## Exercise instructions
Would you write out the entries below, every one of them, exactly?

Recorded data:
====================

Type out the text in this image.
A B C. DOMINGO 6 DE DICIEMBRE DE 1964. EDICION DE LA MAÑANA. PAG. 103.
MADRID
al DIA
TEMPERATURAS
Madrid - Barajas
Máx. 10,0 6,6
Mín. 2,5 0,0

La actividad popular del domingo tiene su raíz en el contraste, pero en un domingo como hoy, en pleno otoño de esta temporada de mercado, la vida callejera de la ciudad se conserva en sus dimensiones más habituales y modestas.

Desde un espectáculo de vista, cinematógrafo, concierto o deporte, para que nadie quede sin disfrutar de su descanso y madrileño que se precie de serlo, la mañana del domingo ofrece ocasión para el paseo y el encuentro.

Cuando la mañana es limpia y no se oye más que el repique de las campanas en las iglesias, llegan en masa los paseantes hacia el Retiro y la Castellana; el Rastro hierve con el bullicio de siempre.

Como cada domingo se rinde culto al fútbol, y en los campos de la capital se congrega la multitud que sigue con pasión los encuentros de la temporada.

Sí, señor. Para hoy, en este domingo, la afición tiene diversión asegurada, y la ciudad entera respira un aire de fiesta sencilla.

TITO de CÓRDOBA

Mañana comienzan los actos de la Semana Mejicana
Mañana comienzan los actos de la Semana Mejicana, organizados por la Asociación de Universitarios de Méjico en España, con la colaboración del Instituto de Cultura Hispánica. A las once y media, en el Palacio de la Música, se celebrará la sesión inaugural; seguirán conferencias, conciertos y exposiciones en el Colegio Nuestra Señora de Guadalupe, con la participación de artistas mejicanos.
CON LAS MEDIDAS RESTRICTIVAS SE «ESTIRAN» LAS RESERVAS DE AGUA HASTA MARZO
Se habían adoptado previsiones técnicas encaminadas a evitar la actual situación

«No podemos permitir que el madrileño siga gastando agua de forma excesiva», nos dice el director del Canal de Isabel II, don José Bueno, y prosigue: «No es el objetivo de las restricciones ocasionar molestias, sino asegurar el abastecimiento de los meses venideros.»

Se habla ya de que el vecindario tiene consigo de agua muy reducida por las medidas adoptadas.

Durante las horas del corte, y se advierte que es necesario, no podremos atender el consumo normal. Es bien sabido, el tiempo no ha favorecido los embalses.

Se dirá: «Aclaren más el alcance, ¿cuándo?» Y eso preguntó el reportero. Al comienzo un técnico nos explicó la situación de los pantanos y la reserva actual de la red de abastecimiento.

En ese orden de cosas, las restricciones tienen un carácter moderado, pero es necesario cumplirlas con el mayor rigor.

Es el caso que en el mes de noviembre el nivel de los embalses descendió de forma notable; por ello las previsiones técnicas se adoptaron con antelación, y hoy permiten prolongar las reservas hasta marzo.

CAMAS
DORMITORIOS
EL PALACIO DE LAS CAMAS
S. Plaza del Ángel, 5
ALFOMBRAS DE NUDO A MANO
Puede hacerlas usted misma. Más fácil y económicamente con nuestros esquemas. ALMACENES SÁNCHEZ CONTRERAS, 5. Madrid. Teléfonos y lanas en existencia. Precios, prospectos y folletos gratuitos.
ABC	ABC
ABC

====================

## Exercise solution
Type out the text in this image.
A B C. DOMINGO 6 DE DICIEMBRE DE 1964. EDICION DE LA MAÑANA. PAG. 103.
MADRID
al DIA
TEMPERATURAS
Madrid - Barajas
Máx. 10,0 6,6
Mín. 2,5 0,0

La actividad popular del domingo tiene su raíz en el contraste, pero en un domingo como hoy, en pleno otoño de esta temporada de mercado, la vida callejera de la ciudad se conserva en sus dimensiones más habituales y modestas.

Desde un espectáculo de vista, cinematógrafo, concierto o deporte, para que nadie quede sin disfrutar de su descanso y madrileño que se precie de serlo, la mañana del domingo ofrece ocasión para el paseo y el encuentro.

Cuando la mañana es limpia y no se oye más que el repique de las campanas en las iglesias, llegan en masa los paseantes hacia el Retiro y la Castellana; el Rastro hierve con el bullicio de siempre.

Como cada domingo se rinde culto al fútbol, y en los campos de la capital se congrega la multitud que sigue con pasión los encuentros de la temporada.

Sí, señor. Para hoy, en este domingo, la afición tiene diversión asegurada, y la ciudad entera respira un aire de fiesta sencilla.

TITO de CÓRDOBA

Mañana comienzan los actos de la Semana Mejicana
Mañana comienzan los actos de la Semana Mejicana, organizados por la Asociación de Universitarios de Méjico en España, con la colaboración del Instituto de Cultura Hispánica. A las once y media, en el Palacio de la Música, se celebrará la sesión inaugural; seguirán conferencias, conciertos y exposiciones en el Colegio Nuestra Señora de Guadalupe, con la participación de artistas mejicanos.
CON LAS MEDIDAS RESTRICTIVAS SE «ESTIRAN» LAS RESERVAS DE AGUA HASTA MARZO
Se habían adoptado previsiones técnicas encaminadas a evitar la actual situación

«No podemos permitir que el madrileño siga gastando agua de forma excesiva», nos dice el director del Canal de Isabel II, don José Bueno, y prosigue: «No es el objetivo de las restricciones ocasionar molestias, sino asegurar el abastecimiento de los meses venideros.»

Se habla ya de que el vecindario tiene consigo de agua muy reducida por las medidas adoptadas.

Durante las horas del corte, y se advierte que es necesario, no podremos atender el consumo normal. Es bien sabido, el tiempo no ha favorecido los embalses.

Se dirá: «Aclaren más el alcance, ¿cuándo?» Y eso preguntó el reportero. Al comienzo un técnico nos explicó la situación de los pantanos y la reserva actual de la red de abastecimiento.

En ese orden de cosas, las restricciones tienen un carácter moderado, pero es necesario cumplirlas con el mayor rigor.

Es el caso que en el mes de noviembre el nivel de los embalses descendió de forma notable; por ello las previsiones técnicas se adoptaron con antelación, y hoy permiten prolongar las reservas hasta marzo.

CAMAS
DORMITORIOS
EL PALACIO DE LAS CAMAS
S. Plaza del Ángel, 5
ALFOMBRAS DE NUDO A MANO
Puede hacerlas usted misma. Más fácil y económicamente con nuestros esquemas. ALMACENES SÁNCHEZ CONTRERAS, 5. Madrid. Teléfonos y lanas en existencia. Precios, prospectos y folletos gratuitos.
ABC	ABC
ABC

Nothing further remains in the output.